◆ Task to complete
Output all of the records exactly as written.

(Data entries)
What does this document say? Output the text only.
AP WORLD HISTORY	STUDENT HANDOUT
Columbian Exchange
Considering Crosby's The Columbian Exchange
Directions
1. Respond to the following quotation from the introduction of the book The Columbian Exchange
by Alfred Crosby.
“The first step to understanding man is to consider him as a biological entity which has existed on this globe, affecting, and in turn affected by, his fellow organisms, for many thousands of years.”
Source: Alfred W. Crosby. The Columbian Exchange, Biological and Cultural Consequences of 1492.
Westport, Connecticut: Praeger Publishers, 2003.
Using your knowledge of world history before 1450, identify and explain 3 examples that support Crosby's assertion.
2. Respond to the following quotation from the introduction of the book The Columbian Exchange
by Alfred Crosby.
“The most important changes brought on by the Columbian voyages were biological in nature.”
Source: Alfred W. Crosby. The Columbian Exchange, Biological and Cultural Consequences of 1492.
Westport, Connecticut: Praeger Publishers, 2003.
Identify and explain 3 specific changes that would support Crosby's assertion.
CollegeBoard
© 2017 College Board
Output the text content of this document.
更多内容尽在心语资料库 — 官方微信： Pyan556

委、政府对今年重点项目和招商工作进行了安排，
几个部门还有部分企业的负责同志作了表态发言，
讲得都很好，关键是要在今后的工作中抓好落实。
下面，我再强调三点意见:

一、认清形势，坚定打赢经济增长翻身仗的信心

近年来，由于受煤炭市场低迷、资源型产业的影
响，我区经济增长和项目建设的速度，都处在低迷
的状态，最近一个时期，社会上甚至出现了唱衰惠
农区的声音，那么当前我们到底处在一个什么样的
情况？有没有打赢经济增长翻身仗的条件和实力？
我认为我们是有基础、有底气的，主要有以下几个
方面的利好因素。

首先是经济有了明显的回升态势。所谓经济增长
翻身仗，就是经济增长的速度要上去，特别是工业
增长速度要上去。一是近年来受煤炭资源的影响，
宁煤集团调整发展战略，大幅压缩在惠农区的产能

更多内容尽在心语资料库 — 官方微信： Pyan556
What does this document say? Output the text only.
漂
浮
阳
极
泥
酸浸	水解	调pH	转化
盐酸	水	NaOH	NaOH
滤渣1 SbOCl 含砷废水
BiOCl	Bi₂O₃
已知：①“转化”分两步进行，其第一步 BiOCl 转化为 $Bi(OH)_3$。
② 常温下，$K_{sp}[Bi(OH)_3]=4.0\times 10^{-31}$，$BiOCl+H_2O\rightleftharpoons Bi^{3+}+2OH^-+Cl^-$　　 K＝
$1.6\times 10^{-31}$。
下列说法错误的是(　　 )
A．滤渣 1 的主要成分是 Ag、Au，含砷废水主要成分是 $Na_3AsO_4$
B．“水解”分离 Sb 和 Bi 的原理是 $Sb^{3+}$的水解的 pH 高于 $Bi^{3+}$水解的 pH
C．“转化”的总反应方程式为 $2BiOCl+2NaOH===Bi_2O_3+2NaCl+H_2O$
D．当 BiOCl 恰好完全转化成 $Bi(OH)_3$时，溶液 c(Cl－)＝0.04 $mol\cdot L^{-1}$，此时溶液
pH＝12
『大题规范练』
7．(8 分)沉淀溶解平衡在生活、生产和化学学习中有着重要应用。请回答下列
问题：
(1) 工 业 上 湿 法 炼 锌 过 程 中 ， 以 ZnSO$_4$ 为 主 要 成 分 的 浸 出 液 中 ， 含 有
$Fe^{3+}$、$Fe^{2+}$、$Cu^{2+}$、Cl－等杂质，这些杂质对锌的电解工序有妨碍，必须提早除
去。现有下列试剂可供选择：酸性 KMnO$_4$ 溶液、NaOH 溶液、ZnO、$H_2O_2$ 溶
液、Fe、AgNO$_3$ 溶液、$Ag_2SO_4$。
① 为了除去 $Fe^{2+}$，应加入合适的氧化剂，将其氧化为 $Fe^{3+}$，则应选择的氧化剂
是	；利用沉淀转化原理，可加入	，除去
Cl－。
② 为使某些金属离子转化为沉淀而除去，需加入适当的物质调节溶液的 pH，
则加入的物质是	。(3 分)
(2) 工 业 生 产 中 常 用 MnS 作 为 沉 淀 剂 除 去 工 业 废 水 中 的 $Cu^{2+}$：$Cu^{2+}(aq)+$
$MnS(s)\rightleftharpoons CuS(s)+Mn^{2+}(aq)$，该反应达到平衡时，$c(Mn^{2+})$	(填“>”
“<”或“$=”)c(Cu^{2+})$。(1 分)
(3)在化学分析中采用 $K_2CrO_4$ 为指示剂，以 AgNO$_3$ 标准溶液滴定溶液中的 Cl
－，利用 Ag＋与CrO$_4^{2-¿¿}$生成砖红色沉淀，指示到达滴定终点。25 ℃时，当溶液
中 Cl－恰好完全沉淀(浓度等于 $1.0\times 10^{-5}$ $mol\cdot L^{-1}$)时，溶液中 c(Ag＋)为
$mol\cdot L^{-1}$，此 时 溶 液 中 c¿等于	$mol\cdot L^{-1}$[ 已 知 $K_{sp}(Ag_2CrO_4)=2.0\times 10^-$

◆ Response to the exercise
What does this document say? Output the text only.
AP WORLD HISTORY	STUDENT HANDOUT
Columbian Exchange
Considering Crosby's The Columbian Exchange
Directions
1. Respond to the following quotation from the introduction of the book The Columbian Exchange
by Alfred Crosby.
“The first step to understanding man is to consider him as a biological entity which has existed on this globe, affecting, and in turn affected by, his fellow organisms, for many thousands of years.”
Source: Alfred W. Crosby. The Columbian Exchange, Biological and Cultural Consequences of 1492.
Westport, Connecticut: Praeger Publishers, 2003.
Using your knowledge of world history before 1450, identify and explain 3 examples that support Crosby's assertion.
2. Respond to the following quotation from the introduction of the book The Columbian Exchange
by Alfred Crosby.
“The most important changes brought on by the Columbian voyages were biological in nature.”
Source: Alfred W. Crosby. The Columbian Exchange, Biological and Cultural Consequences of 1492.
Westport, Connecticut: Praeger Publishers, 2003.
Identify and explain 3 specific changes that would support Crosby's assertion.
CollegeBoard
© 2017 College Board
Output the text content of this document.
更多内容尽在心语资料库 — 官方微信： Pyan556

委、政府对今年重点项目和招商工作进行了安排，
几个部门还有部分企业的负责同志作了表态发言，
讲得都很好，关键是要在今后的工作中抓好落实。
下面，我再强调三点意见:

一、认清形势，坚定打赢经济增长翻身仗的信心

近年来，由于受煤炭市场低迷、资源型产业的影
响，我区经济增长和项目建设的速度，都处在低迷
的状态，最近一个时期，社会上甚至出现了唱衰惠
农区的声音，那么当前我们到底处在一个什么样的
情况？有没有打赢经济增长翻身仗的条件和实力？
我认为我们是有基础、有底气的，主要有以下几个
方面的利好因素。

首先是经济有了明显的回升态势。所谓经济增长
翻身仗，就是经济增长的速度要上去，特别是工业
增长速度要上去。一是近年来受煤炭资源的影响，
宁煤集团调整发展战略，大幅压缩在惠农区的产能

更多内容尽在心语资料库 — 官方微信： Pyan556
What does this document say? Output the text only.
漂
浮
阳
极
泥
酸浸	水解	调pH	转化
盐酸	水	NaOH	NaOH
滤渣1 SbOCl 含砷废水
BiOCl	Bi₂O₃
已知：①“转化”分两步进行，其第一步 BiOCl 转化为 $Bi(OH)_3$。
② 常温下，$K_{sp}[Bi(OH)_3]=4.0\times 10^{-31}$，$BiOCl+H_2O\rightleftharpoons Bi^{3+}+2OH^-+Cl^-$　　 K＝
$1.6\times 10^{-31}$。
下列说法错误的是(　　 )
A．滤渣 1 的主要成分是 Ag、Au，含砷废水主要成分是 $Na_3AsO_4$
B．“水解”分离 Sb 和 Bi 的原理是 $Sb^{3+}$的水解的 pH 高于 $Bi^{3+}$水解的 pH
C．“转化”的总反应方程式为 $2BiOCl+2NaOH===Bi_2O_3+2NaCl+H_2O$
D．当 BiOCl 恰好完全转化成 $Bi(OH)_3$时，溶液 c(Cl－)＝0.04 $mol\cdot L^{-1}$，此时溶液
pH＝12
『大题规范练』
7．(8 分)沉淀溶解平衡在生活、生产和化学学习中有着重要应用。请回答下列
问题：
(1) 工 业 上 湿 法 炼 锌 过 程 中 ， 以 ZnSO$_4$ 为 主 要 成 分 的 浸 出 液 中 ， 含 有
$Fe^{3+}$、$Fe^{2+}$、$Cu^{2+}$、Cl－等杂质，这些杂质对锌的电解工序有妨碍，必须提早除
去。现有下列试剂可供选择：酸性 KMnO$_4$ 溶液、NaOH 溶液、ZnO、$H_2O_2$ 溶
液、Fe、AgNO$_3$ 溶液、$Ag_2SO_4$。
① 为了除去 $Fe^{2+}$，应加入合适的氧化剂，将其氧化为 $Fe^{3+}$，则应选择的氧化剂
是	；利用沉淀转化原理，可加入	，除去
Cl－。
② 为使某些金属离子转化为沉淀而除去，需加入适当的物质调节溶液的 pH，
则加入的物质是	。(3 分)
(2) 工 业 生 产 中 常 用 MnS 作 为 沉 淀 剂 除 去 工 业 废 水 中 的 $Cu^{2+}$：$Cu^{2+}(aq)+$
$MnS(s)\rightleftharpoons CuS(s)+Mn^{2+}(aq)$，该反应达到平衡时，$c(Mn^{2+})$	(填“>”
“<”或“$=”)c(Cu^{2+})$。(1 分)
(3)在化学分析中采用 $K_2CrO_4$ 为指示剂，以 AgNO$_3$ 标准溶液滴定溶液中的 Cl
－，利用 Ag＋与CrO$_4^{2-¿¿}$生成砖红色沉淀，指示到达滴定终点。25 ℃时，当溶液
中 Cl－恰好完全沉淀(浓度等于 $1.0\times 10^{-5}$ $mol\cdot L^{-1}$)时，溶液中 c(Ag＋)为
$mol\cdot L^{-1}$，此 时 溶 液 中 c¿等于	$mol\cdot L^{-1}$[ 已 知 $K_{sp}(Ag_2CrO_4)=2.0\times 10^-$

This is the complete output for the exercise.